• REQUIREMENT: All of the material below is to be returned exactly.

• ENTRIES SHOWN:
::::
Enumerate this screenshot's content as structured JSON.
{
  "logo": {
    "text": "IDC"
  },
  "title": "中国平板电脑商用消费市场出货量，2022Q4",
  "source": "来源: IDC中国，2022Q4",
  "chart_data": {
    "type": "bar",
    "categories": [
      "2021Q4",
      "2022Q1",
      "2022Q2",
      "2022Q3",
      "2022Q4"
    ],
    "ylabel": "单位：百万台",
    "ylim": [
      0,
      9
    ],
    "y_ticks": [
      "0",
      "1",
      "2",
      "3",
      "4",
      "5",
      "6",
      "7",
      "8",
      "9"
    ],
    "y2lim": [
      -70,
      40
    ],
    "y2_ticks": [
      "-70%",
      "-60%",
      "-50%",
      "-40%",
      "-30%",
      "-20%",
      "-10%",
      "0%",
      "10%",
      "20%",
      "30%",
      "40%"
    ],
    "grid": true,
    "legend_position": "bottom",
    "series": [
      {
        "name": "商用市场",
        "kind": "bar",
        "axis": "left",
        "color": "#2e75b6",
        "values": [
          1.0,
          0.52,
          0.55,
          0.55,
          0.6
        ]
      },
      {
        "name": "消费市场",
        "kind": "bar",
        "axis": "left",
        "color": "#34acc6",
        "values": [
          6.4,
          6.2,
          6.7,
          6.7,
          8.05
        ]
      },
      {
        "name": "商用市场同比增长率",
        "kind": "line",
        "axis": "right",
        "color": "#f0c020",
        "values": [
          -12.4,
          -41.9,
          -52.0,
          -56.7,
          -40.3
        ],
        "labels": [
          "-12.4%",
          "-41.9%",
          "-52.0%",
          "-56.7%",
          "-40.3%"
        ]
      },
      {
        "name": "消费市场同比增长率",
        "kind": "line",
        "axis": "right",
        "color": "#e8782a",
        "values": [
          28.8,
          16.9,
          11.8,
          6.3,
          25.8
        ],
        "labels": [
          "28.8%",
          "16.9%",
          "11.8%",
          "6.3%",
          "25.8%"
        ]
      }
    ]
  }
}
::::
• SOLUTION FOR THIS TASK:
Enumerate this screenshot's content as structured JSON.
{
  "logo": {
    "text": "IDC"
  },
  "title": "中国平板电脑商用消费市场出货量，2022Q4",
  "source": "来源: IDC中国，2022Q4",
  "chart_data": {
    "type": "bar",
    "categories": [
      "2021Q4",
      "2022Q1",
      "2022Q2",
      "2022Q3",
      "2022Q4"
    ],
    "ylabel": "单位：百万台",
    "ylim": [
      0,
      9
    ],
    "y_ticks": [
      "0",
      "1",
      "2",
      "3",
      "4",
      "5",
      "6",
      "7",
      "8",
      "9"
    ],
    "y2lim": [
      -70,
      40
    ],
    "y2_ticks": [
      "-70%",
      "-60%",
      "-50%",
      "-40%",
      "-30%",
      "-20%",
      "-10%",
      "0%",
      "10%",
      "20%",
      "30%",
      "40%"
    ],
    "grid": true,
    "legend_position": "bottom",
    "series": [
      {
        "name": "商用市场",
        "kind": "bar",
        "axis": "left",
        "color": "#2e75b6",
        "values": [
          1.0,
          0.52,
          0.55,
          0.55,
          0.6
        ]
      },
      {
        "name": "消费市场",
        "kind": "bar",
        "axis": "left",
        "color": "#34acc6",
        "values": [
          6.4,
          6.2,
          6.7,
          6.7,
          8.05
        ]
      },
      {
        "name": "商用市场同比增长率",
        "kind": "line",
        "axis": "right",
        "color": "#f0c020",
        "values": [
          -12.4,
          -41.9,
          -52.0,
          -56.7,
          -40.3
        ],
        "labels": [
          "-12.4%",
          "-41.9%",
          "-52.0%",
          "-56.7%",
          "-40.3%"
        ]
      },
      {
        "name": "消费市场同比增长率",
        "kind": "line",
        "axis": "right",
        "color": "#e8782a",
        "values": [
          28.8,
          16.9,
          11.8,
          6.3,
          25.8
        ],
        "labels": [
          "28.8%",
          "16.9%",
          "11.8%",
          "6.3%",
          "25.8%"
        ]
      }
    ]
  }
}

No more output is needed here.